[Stored entries]
* * * *

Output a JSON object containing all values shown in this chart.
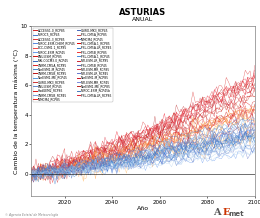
{
  "title": "ASTURIAS",
  "subtitle": "ANUAL",
  "xlabel": "Año",
  "ylabel": "Cambio de la temperatura máxima (°C)",
  "xlim": [
    2006,
    2100
  ],
  "ylim": [
    -1.5,
    10
  ],
  "yticks": [
    0,
    2,
    4,
    6,
    8,
    10
  ],
  "xticks": [
    2020,
    2040,
    2060,
    2080,
    2100
  ],
  "x_start": 2006,
  "x_end": 2100,
  "n_years": 95,
  "legend_labels_left": [
    "ACCESS1.0_RCP85",
    "ACCESS1.3_RCP85",
    "BCC-CSM1.1_RCP85",
    "BNU-ESM_RCP85",
    "CNRM-CM5A_RCP85",
    "CNRM-CM5B_RCP85",
    "CSIRO-MK3_RCP85",
    "HadGEM2_RCP85",
    "INMCM4_RCP85",
    "IPSL-CM5A_RCP85",
    "IPSL-CM5A.1_RCP85",
    "IPSL-CM5B_RCP85",
    "MPI-ESM-LR_RCP85",
    "MPI-ESM-MR_RCP85",
    "NorESM1-M_RCP85",
    "NorESM1-ME_RCP85",
    "IPSL-CM5A.LR_RCP85"
  ],
  "legend_labels_right": [
    "MIROC5_RCP45",
    "MIROC-ESM-CHEM_RCP45",
    "MIROC-ESM_RCP45",
    "MRI-CGCM3.0_RCP45",
    "NorESM1-M_RCP45",
    "NorESM1-ME_RCP45",
    "BNU-ESM_RCP45",
    "CNRM-CM5B_RCP45",
    "CSIRO-MK3_RCP45",
    "INMCM4_RCP45",
    "IPSL-CM5A.LR_RCP45",
    "IPSL-CM5A.1_RCP45",
    "IPSL-CM5B_RCP45",
    "MPI-ESM-LR_RCP45",
    "MPI-ESM-MR_RCP45",
    "MIROC-ESM_RCP45b"
  ],
  "red_colors": [
    "#cc2222",
    "#dd3333",
    "#ee4444",
    "#cc1111",
    "#dd2222",
    "#bb1111",
    "#cc3333",
    "#dd1111",
    "#ee2222",
    "#cc4444",
    "#dd0000",
    "#ee3333",
    "#cc2233",
    "#dd3344",
    "#cc1122",
    "#bb2222",
    "#dd2233",
    "#ee1122",
    "#cc3322",
    "#bb3333"
  ],
  "blue_colors": [
    "#4477cc",
    "#5588dd",
    "#6699ee",
    "#3366bb",
    "#4488cc",
    "#5599dd",
    "#6688cc",
    "#7799dd",
    "#4466bb",
    "#5577cc",
    "#3377cc",
    "#4488dd",
    "#5566bb",
    "#6677cc",
    "#7788dd",
    "#4477bb",
    "#5588cc",
    "#6699cc",
    "#3366cc",
    "#4499dd"
  ],
  "orange_colors": [
    "#ff9944",
    "#ffaa55",
    "#ffbb66",
    "#ffcc77",
    "#ff8833",
    "#ffaa44",
    "#ffbb55",
    "#ff9933"
  ],
  "lightblue_color": "#aaccee",
  "title_fontsize": 6,
  "subtitle_fontsize": 4.5,
  "axis_label_fontsize": 4.5,
  "tick_fontsize": 4,
  "legend_fontsize": 2.2
}
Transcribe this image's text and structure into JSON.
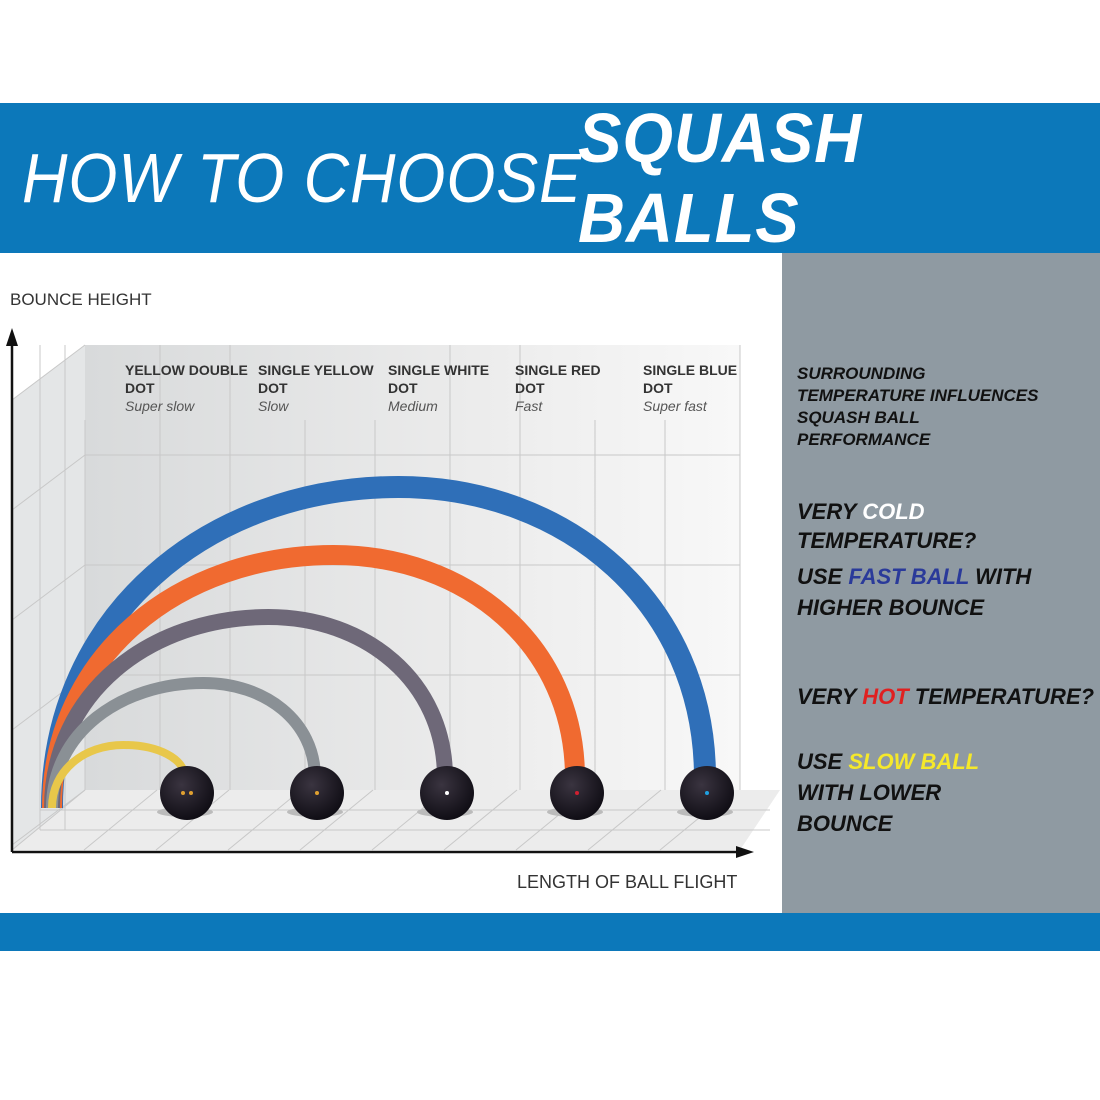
{
  "title": {
    "light": "HOW TO CHOOSE",
    "bold": "SQUASH BALLS"
  },
  "axes": {
    "y_label": "BOUNCE HEIGHT",
    "x_label": "LENGTH OF BALL FLIGHT"
  },
  "balls": [
    {
      "name_line1": "YELLOW DOUBLE",
      "name_line2": "DOT",
      "speed": "Super slow",
      "arc_color": "#e8c74a",
      "dot_color": "#e0a030",
      "dots": 2
    },
    {
      "name_line1": "SINGLE YELLOW",
      "name_line2": "DOT",
      "speed": "Slow",
      "arc_color": "#8a9095",
      "dot_color": "#e0a030",
      "dots": 1
    },
    {
      "name_line1": "SINGLE WHITE",
      "name_line2": "DOT",
      "speed": "Medium",
      "arc_color": "#6e6878",
      "dot_color": "#ffffff",
      "dots": 1
    },
    {
      "name_line1": "SINGLE RED",
      "name_line2": "DOT",
      "speed": "Fast",
      "arc_color": "#f06a30",
      "dot_color": "#d02030",
      "dots": 1
    },
    {
      "name_line1": "SINGLE BLUE",
      "name_line2": "DOT",
      "speed": "Super fast",
      "arc_color": "#2f6fb8",
      "dot_color": "#20a0e0",
      "dots": 1
    }
  ],
  "side": {
    "intro": "SURROUNDING TEMPERATURE INFLUENCES SQUASH BALL PERFORMANCE",
    "cold_q": {
      "pre": "VERY ",
      "hl": "COLD",
      "post": " TEMPERATURE?",
      "hl_color": "#ffffff"
    },
    "cold_a": {
      "pre": "USE ",
      "hl": "FAST BALL",
      "post": " WITH HIGHER BOUNCE",
      "hl_color": "#2a3a9a"
    },
    "hot_q": {
      "pre": "VERY ",
      "hl": "HOT",
      "post": " TEMPERATURE?",
      "hl_color": "#e02020"
    },
    "hot_a": {
      "pre": "USE ",
      "hl": "SLOW BALL",
      "post": " WITH LOWER BOUNCE",
      "hl_color": "#f5e82a"
    }
  },
  "colors": {
    "brand_blue": "#0c78ba",
    "side_panel": "#8f9aa2"
  }
}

* * * *

_Exercise directions_.
Out of the preceding entries, pull every line containing the string "JSON".

_Solution_.
Output a JSON object containing all values shown in this chart.
Transcribe this image's text and structure into JSON.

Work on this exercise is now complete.